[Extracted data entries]
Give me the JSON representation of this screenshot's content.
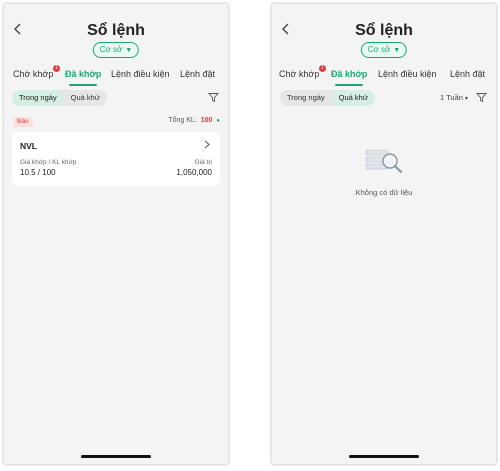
{
  "colors": {
    "accent": "#19a872",
    "sell": "#e23b3b",
    "background": "#f4f4f4"
  },
  "left": {
    "header": {
      "title": "Sổ lệnh",
      "account": "Cơ sở"
    },
    "tabs": [
      {
        "label": "Chờ khớp",
        "badge": "1"
      },
      {
        "label": "Đã khớp",
        "active": true
      },
      {
        "label": "Lệnh điều kiện"
      },
      {
        "label": "Lệnh đặt"
      }
    ],
    "filter": {
      "options": [
        "Trong ngày",
        "Quá khứ"
      ],
      "selected": "Trong ngày"
    },
    "summary": {
      "side": "Bán",
      "total_label": "Tổng KL:",
      "total_value": "100"
    },
    "orders": [
      {
        "symbol": "NVL",
        "price_label": "Giá khớp / KL khớp",
        "price_value": "10.5 / 100",
        "value_label": "Giá trị",
        "value": "1,050,000"
      }
    ]
  },
  "right": {
    "header": {
      "title": "Sổ lệnh",
      "account": "Cơ sở"
    },
    "tabs": [
      {
        "label": "Chờ khớp",
        "badge": "1"
      },
      {
        "label": "Đã khớp",
        "active": true
      },
      {
        "label": "Lệnh điều kiện"
      },
      {
        "label": "Lệnh đặt"
      }
    ],
    "filter": {
      "options": [
        "Trong ngày",
        "Quá khứ"
      ],
      "selected": "Quá khứ"
    },
    "period": "1 Tuần",
    "empty_text": "Không có dữ liệu"
  }
}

→ **WHAT IS REQUIRED**
Repeat the records above exactly, leaving out the pictures.

→ **TASK ANSWER**
Give me the JSON representation of this screenshot's content.
{
  "colors": {
    "accent": "#19a872",
    "sell": "#e23b3b",
    "background": "#f4f4f4"
  },
  "left": {
    "header": {
      "title": "Sổ lệnh",
      "account": "Cơ sở"
    },
    "tabs": [
      {
        "label": "Chờ khớp",
        "badge": "1"
      },
      {
        "label": "Đã khớp",
        "active": true
      },
      {
        "label": "Lệnh điều kiện"
      },
      {
        "label": "Lệnh đặt"
      }
    ],
    "filter": {
      "options": [
        "Trong ngày",
        "Quá khứ"
      ],
      "selected": "Trong ngày"
    },
    "summary": {
      "side": "Bán",
      "total_label": "Tổng KL:",
      "total_value": "100"
    },
    "orders": [
      {
        "symbol": "NVL",
        "price_label": "Giá khớp / KL khớp",
        "price_value": "10.5 / 100",
        "value_label": "Giá trị",
        "value": "1,050,000"
      }
    ]
  },
  "right": {
    "header": {
      "title": "Sổ lệnh",
      "account": "Cơ sở"
    },
    "tabs": [
      {
        "label": "Chờ khớp",
        "badge": "1"
      },
      {
        "label": "Đã khớp",
        "active": true
      },
      {
        "label": "Lệnh điều kiện"
      },
      {
        "label": "Lệnh đặt"
      }
    ],
    "filter": {
      "options": [
        "Trong ngày",
        "Quá khứ"
      ],
      "selected": "Quá khứ"
    },
    "period": "1 Tuần",
    "empty_text": "Không có dữ liệu"
  }
}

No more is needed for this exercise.